1. La emigración se ha
convertido en un fenómeno global en el mundo actual e implica a todas
las naciones, ya sean países de salida, de tránsito o de llegada. Afecta
a millones de seres humanos, y plantea desafíos que la Iglesia
peregrina, al servicio de toda la familia humana, no puede dejar de
asumir y afrontar con el espíritu evangélico de caridad universal. La
Jornada mundial de los emigrantes y refugiados de este año debería ser
una renovada ocasión de especial oración por las necesidades de todos
los que, por cualquier razón, se encuentran lejos de su hogar y de su
familia; debería ser una jornada de seria reflexión sobre los deberes de
los católicos para estos hermanos y hermanas.
Entre las personas particularmente afectadas, se encuentran los más vulnerables de los extranjeros: los emigrantes indocumentados, los refugiados, los que buscan asilo, los desplazados a causa de continuos conflictos violentos en muchas partes del mundo, y las víctimas - en su mayoría mujeres y niños - del terrible crimen del tráfico humano. Aún en el pasado reciente hemos sido testigos de trágicos episodios de desplazamientos forzados de personas por motivos étnicos y ambiciones nacionalistas, que han sumado indecibles sufrimientos a la vida de grupos elegidos como blancos. A la raíz de estas situaciones hay intenciones y acciones pecaminosas, que son contrarias al Evangelio y constituyen una llamada a los cristianos en todos los lugares a vencer el mal con el bien.
2. La participación en la comunidad católica no se determina por la nacionalidad o por el origen social o étnico, sino fundamentalmente por la fe en Jesucristo y por el bautismo en nombre de la Santísima Trinidad. El carácter “cosmopolita” del Pueblo de Dios es visible hoy prácticamente en toda Iglesia particular, porque la emigración ha transformado incluso comunidades pequeñas y antes aisladas en realidades pluralistas e interculturales. Lugares donde hasta hace poco raramente se veía un extranjero son ahora hogar de personas de diferentes partes del mundo. Por ejemplo, durante la eucaristía dominical, cada vez con mayor frecuencia, se proclama la Buena Nueva en lenguas antes jamás oídas. De tal forma se da mayor expresión a la exhortación del antiguo salmo: “Alabad al Señor todas las naciones, aclamadlo todos los pueblos” (Sal. 116,1). Por tanto, estas comunidades tienen nuevas oportunidades de vivir la experiencia de la catolicidad, una nota de la Iglesia que expresa su apertura esencial a todo lo que es obra del Espíritu en cada pueblo.

■ EJERCICIO PROPUESTO 1:
Responde las siguientes preguntas sobre el texto acerca de la emigración.
(a) ¿Qué tipos de países menciona el texto como implicados en la emigración?
(b) ¿Quiénes son en su mayoría las víctimas del tráfico humano?
(c) ¿Por qué se determina fundamentalmente la participación en la comunidad católica?

■ REGISTROS:
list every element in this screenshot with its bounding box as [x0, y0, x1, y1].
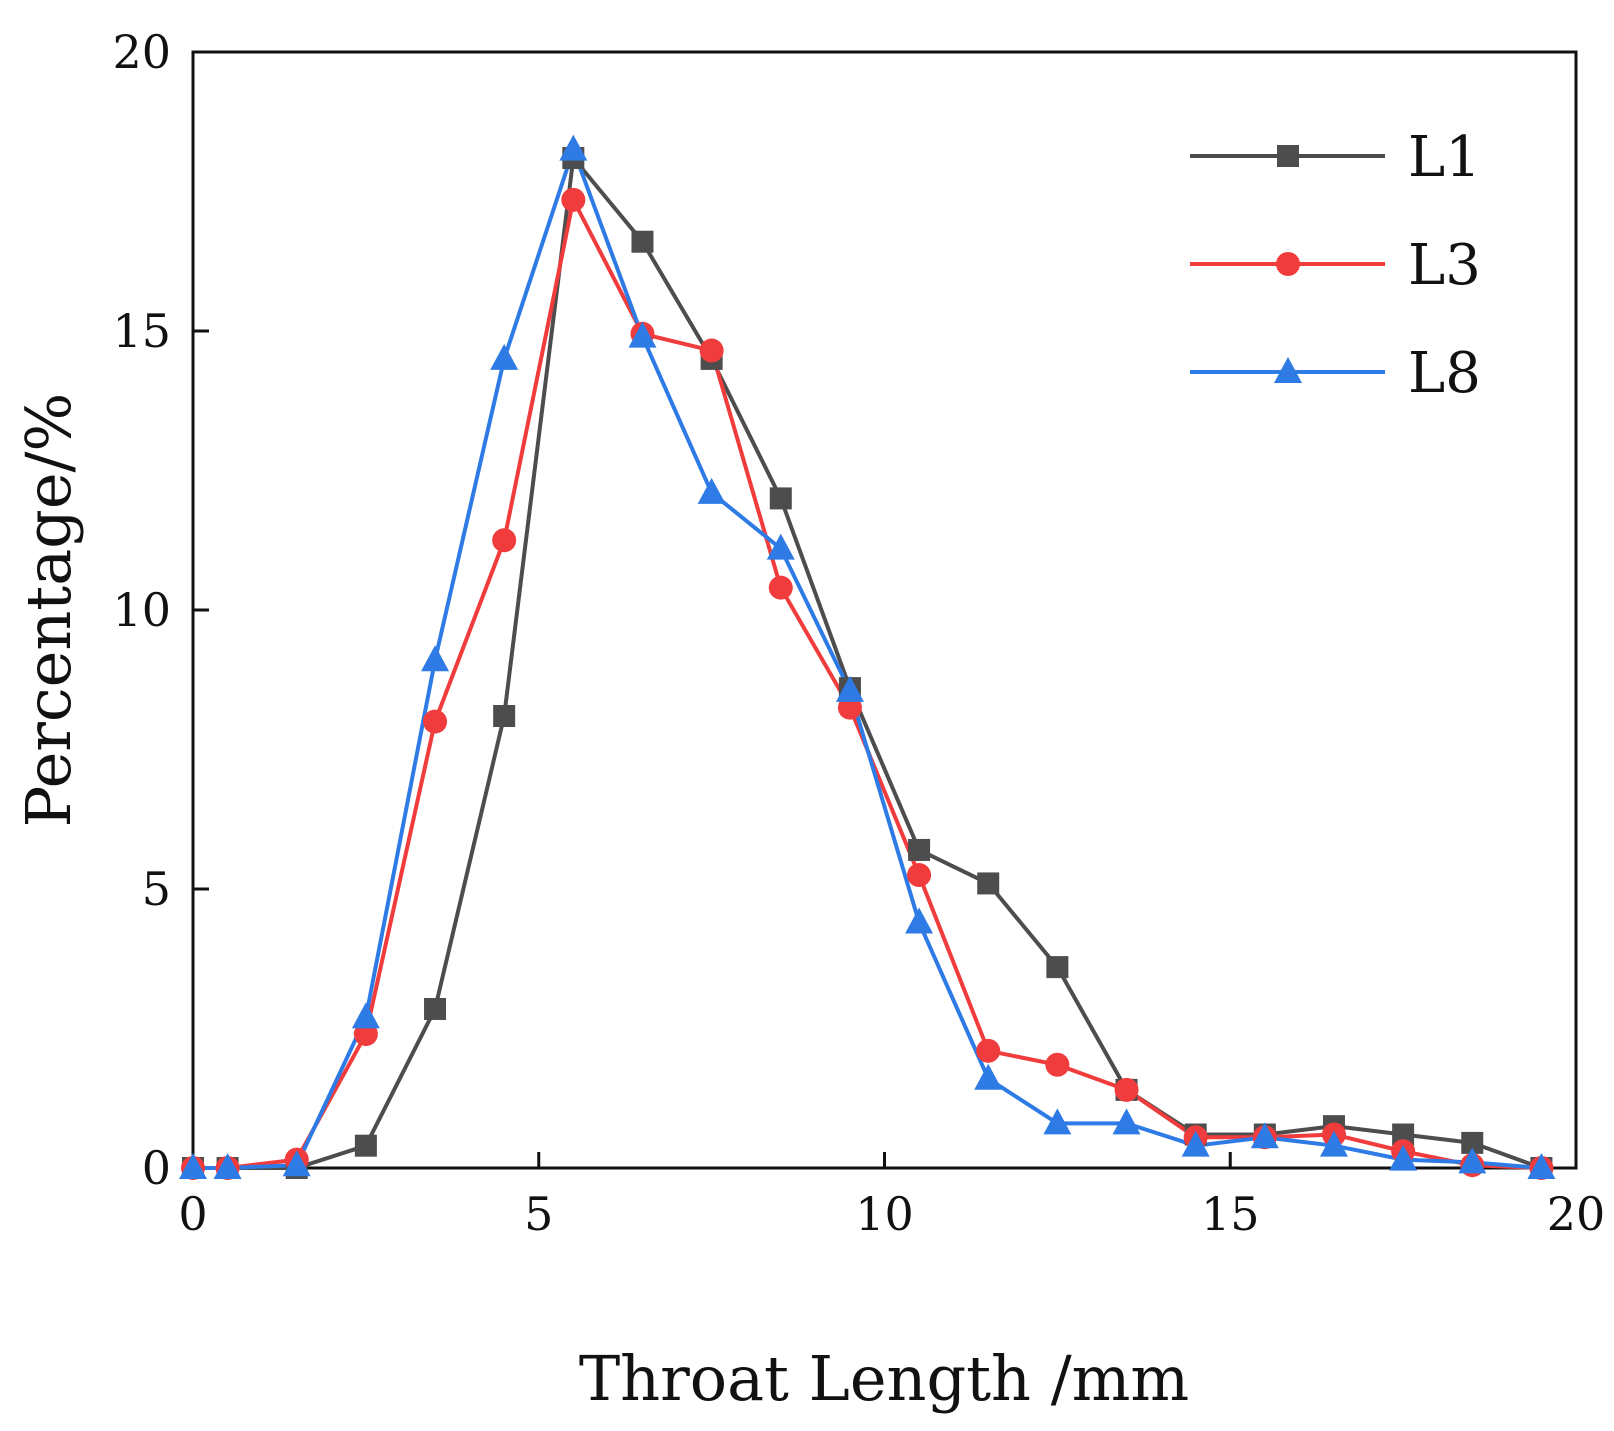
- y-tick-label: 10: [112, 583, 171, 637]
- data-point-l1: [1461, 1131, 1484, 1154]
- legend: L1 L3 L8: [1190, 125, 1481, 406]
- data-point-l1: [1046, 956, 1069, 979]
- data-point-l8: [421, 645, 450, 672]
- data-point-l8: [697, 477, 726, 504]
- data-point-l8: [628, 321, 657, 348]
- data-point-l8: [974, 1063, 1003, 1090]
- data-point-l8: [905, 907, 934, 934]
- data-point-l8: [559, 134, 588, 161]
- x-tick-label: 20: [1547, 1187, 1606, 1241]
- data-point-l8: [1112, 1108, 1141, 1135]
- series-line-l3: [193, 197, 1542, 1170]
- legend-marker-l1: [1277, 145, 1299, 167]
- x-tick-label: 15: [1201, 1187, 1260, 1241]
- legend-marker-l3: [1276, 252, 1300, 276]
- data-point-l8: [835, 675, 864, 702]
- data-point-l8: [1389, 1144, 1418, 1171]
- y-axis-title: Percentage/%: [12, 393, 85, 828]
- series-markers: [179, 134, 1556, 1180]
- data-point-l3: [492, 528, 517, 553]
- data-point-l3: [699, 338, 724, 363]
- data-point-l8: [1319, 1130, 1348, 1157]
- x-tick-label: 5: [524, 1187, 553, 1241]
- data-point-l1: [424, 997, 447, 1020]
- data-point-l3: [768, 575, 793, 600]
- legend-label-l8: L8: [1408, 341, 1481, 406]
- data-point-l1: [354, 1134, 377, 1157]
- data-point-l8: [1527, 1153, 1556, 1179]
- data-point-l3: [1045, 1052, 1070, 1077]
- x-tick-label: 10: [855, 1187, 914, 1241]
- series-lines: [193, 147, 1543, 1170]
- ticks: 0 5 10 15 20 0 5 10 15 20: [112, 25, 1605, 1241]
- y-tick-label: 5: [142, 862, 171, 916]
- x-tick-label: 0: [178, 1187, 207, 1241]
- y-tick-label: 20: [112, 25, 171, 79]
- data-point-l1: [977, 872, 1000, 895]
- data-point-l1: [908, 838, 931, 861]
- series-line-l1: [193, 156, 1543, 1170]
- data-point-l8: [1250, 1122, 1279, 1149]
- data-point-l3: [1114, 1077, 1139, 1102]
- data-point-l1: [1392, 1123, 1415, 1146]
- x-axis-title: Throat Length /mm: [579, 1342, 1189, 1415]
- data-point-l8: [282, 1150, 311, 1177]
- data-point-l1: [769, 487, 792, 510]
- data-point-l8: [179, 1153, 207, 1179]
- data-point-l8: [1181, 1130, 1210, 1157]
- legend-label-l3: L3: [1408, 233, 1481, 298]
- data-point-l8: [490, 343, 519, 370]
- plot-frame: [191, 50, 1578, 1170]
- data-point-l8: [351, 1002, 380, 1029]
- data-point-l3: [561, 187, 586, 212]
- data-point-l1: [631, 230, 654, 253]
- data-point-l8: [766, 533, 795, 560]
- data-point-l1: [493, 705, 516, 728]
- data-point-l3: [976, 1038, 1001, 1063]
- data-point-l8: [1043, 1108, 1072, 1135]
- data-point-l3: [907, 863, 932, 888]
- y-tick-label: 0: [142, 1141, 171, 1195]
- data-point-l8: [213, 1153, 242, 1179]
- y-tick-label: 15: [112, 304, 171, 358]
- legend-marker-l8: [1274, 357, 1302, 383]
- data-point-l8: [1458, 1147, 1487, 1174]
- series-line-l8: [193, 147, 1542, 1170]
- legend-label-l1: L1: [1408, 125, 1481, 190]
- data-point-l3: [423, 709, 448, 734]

■ EJERCICIO PROPUESTO 2:
Actualiza los registros sustituyendo "x-tick-label" por "x-axis-tick" y sin cambiar nada más. Empieza en la línea que contiene "- y-tick-label: 10: [112, 583, 171, 637]", termina después de la que contiene "- data-point-l3: [1045, 1052, 1070, 1077]" y devuelve solo esas líneas.

■ RESPUESTA 1:
(a) Los países de salida, de tránsito o de llegada.
(b) Mujeres y niños.
(c) Por la fe en Jesucristo y por el bautismo en nombre de la Santísima Trinidad.

■ RESPUESTA 2:
- y-tick-label: 10: [112, 583, 171, 637]
- data-point-l1: [1461, 1131, 1484, 1154]
- legend: L1 L3 L8: [1190, 125, 1481, 406]
- data-point-l1: [1046, 956, 1069, 979]
- data-point-l8: [421, 645, 450, 672]
- data-point-l8: [697, 477, 726, 504]
- data-point-l8: [628, 321, 657, 348]
- data-point-l8: [974, 1063, 1003, 1090]
- data-point-l8: [905, 907, 934, 934]
- data-point-l8: [559, 134, 588, 161]
- x-axis-tick: 20: [1547, 1187, 1606, 1241]
- data-point-l8: [1112, 1108, 1141, 1135]
- series-line-l3: [193, 197, 1542, 1170]
- legend-marker-l1: [1277, 145, 1299, 167]
- x-axis-tick: 15: [1201, 1187, 1260, 1241]
- legend-marker-l3: [1276, 252, 1300, 276]
- data-point-l8: [835, 675, 864, 702]
- data-point-l8: [1389, 1144, 1418, 1171]
- y-axis-title: Percentage/%: [12, 393, 85, 828]
- series-markers: [179, 134, 1556, 1180]
- data-point-l3: [492, 528, 517, 553]
- data-point-l3: [699, 338, 724, 363]
- data-point-l8: [1319, 1130, 1348, 1157]
- x-axis-tick: 5: [524, 1187, 553, 1241]
- data-point-l1: [424, 997, 447, 1020]
- data-point-l3: [768, 575, 793, 600]
- legend-label-l8: L8: [1408, 341, 1481, 406]
- data-point-l1: [354, 1134, 377, 1157]
- data-point-l8: [1527, 1153, 1556, 1179]
- data-point-l3: [1045, 1052, 1070, 1077]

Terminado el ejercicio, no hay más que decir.